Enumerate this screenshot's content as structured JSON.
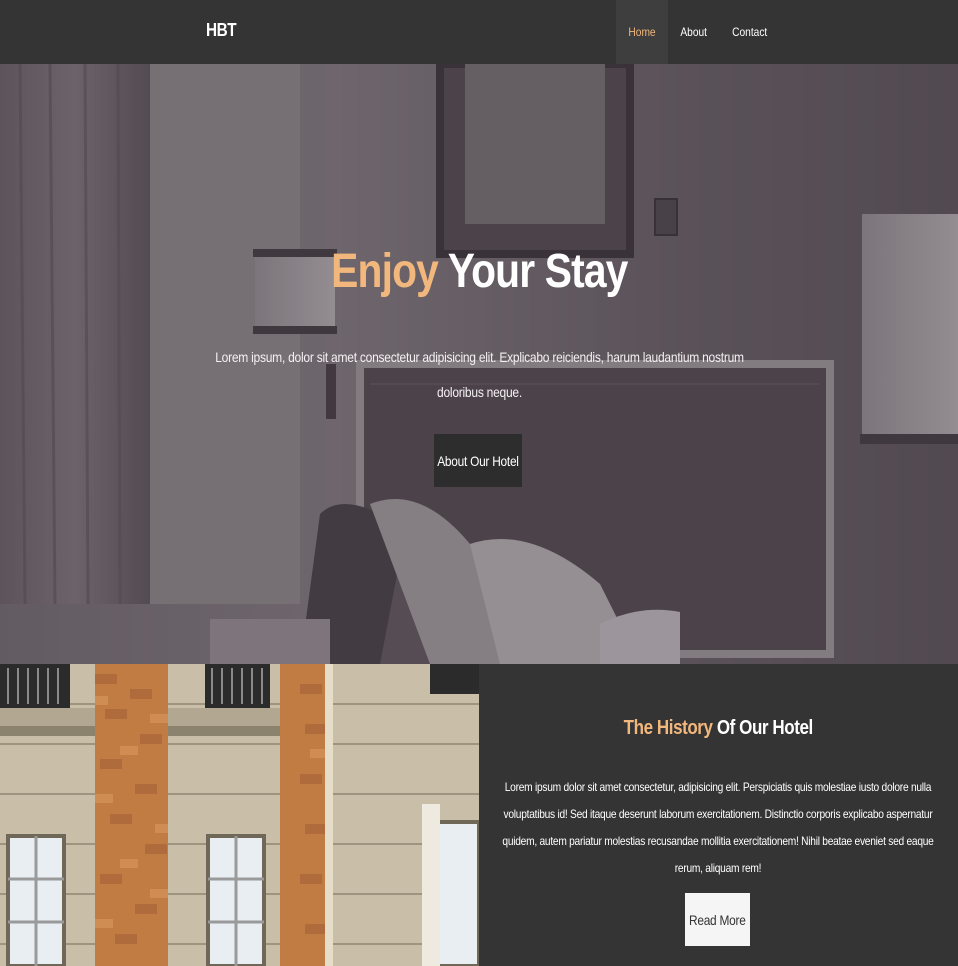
{
  "navbar": {
    "brand": "HBT",
    "links": [
      {
        "label": "Home",
        "active": true
      },
      {
        "label": "About",
        "active": false
      },
      {
        "label": "Contact",
        "active": false
      }
    ]
  },
  "hero": {
    "title_accent": "Enjoy",
    "title_rest": " Your Stay",
    "text": "Lorem ipsum, dolor sit amet consectetur adipisicing elit. Explicabo reiciendis, harum laudantium nostrum doloribus neque.",
    "button_label": "About Our Hotel"
  },
  "history": {
    "title_accent": "The History",
    "title_rest": " Of Our Hotel",
    "text": "Lorem ipsum dolor sit amet consectetur, adipisicing elit. Perspiciatis quis molestiae iusto dolore nulla voluptatibus id! Sed itaque deserunt laborum exercitationem. Distinctio corporis explicabo aspernatur quidem, autem pariatur molestias recusandae mollitia exercitationem! Nihil beatae eveniet sed eaque rerum, aliquam rem!",
    "button_label": "Read More"
  },
  "colors": {
    "accent": "#f2b77c",
    "navbar_bg": "#343434",
    "panel_bg": "#343434"
  }
}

*-*-*

SHORT TASK: All of the data above should be quoted exactly, except for the pictures.

WRITTEN ANSWER:
Enumerate this screenshot's content as structured JSON.
{
  "navbar": {
    "brand": "HBT",
    "links": [
      {
        "label": "Home",
        "active": true
      },
      {
        "label": "About",
        "active": false
      },
      {
        "label": "Contact",
        "active": false
      }
    ]
  },
  "hero": {
    "title_accent": "Enjoy",
    "title_rest": " Your Stay",
    "text": "Lorem ipsum, dolor sit amet consectetur adipisicing elit. Explicabo reiciendis, harum laudantium nostrum doloribus neque.",
    "button_label": "About Our Hotel"
  },
  "history": {
    "title_accent": "The History",
    "title_rest": " Of Our Hotel",
    "text": "Lorem ipsum dolor sit amet consectetur, adipisicing elit. Perspiciatis quis molestiae iusto dolore nulla voluptatibus id! Sed itaque deserunt laborum exercitationem. Distinctio corporis explicabo aspernatur quidem, autem pariatur molestias recusandae mollitia exercitationem! Nihil beatae eveniet sed eaque rerum, aliquam rem!",
    "button_label": "Read More"
  },
  "colors": {
    "accent": "#f2b77c",
    "navbar_bg": "#343434",
    "panel_bg": "#343434"
  }
}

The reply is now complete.